TASK STATEMENT: Scan the listing below and copy every line holding "JSON".

* start PROVIDED MATERIAL *

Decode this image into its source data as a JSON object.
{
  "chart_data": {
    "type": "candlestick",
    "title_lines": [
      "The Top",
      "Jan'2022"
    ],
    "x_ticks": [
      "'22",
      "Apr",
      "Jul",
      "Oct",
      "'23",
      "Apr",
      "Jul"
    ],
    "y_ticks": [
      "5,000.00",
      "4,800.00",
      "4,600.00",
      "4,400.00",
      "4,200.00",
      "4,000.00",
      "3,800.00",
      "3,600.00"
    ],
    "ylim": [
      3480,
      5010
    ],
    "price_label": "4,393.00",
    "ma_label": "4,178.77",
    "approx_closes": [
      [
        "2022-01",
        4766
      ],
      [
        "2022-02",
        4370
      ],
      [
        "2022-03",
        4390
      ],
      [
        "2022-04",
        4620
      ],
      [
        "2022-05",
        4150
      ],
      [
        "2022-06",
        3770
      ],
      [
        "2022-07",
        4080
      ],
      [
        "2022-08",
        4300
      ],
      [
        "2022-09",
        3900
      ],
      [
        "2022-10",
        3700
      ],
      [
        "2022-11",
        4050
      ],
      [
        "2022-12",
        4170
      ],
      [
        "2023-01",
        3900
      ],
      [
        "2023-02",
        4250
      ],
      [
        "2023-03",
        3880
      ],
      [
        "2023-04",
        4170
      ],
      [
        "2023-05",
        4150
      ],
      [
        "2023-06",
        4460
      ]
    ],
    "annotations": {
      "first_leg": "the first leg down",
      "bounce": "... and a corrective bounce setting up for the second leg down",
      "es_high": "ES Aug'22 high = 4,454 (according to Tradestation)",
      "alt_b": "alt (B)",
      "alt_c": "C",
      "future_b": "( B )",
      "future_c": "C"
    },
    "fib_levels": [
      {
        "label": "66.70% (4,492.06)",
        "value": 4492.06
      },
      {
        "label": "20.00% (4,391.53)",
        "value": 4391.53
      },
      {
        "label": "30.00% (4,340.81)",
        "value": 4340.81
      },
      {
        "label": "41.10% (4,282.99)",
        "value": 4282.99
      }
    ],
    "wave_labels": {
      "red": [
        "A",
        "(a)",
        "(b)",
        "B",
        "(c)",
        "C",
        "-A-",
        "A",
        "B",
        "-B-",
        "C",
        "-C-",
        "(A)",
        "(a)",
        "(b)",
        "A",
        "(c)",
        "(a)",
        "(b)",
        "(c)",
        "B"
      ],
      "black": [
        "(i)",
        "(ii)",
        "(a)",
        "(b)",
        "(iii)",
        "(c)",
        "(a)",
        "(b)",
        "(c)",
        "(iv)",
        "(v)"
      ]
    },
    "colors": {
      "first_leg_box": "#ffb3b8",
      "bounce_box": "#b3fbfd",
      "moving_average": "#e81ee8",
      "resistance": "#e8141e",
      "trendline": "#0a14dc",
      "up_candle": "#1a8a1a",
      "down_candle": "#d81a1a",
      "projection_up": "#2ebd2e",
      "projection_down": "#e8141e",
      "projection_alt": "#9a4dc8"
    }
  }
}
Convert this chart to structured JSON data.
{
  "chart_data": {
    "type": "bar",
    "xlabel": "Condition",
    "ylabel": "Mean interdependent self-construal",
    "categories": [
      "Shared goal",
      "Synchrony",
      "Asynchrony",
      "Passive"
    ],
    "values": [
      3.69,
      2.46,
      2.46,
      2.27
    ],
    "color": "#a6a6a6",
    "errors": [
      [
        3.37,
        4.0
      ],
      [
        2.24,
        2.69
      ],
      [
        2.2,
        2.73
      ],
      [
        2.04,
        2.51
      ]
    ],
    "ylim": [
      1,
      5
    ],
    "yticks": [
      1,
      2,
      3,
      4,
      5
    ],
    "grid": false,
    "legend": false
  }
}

* end PROVIDED MATERIAL *

RESULT FOR THIS TASK:
Decode this image into its source data as a JSON object.
Convert this chart to structured JSON data.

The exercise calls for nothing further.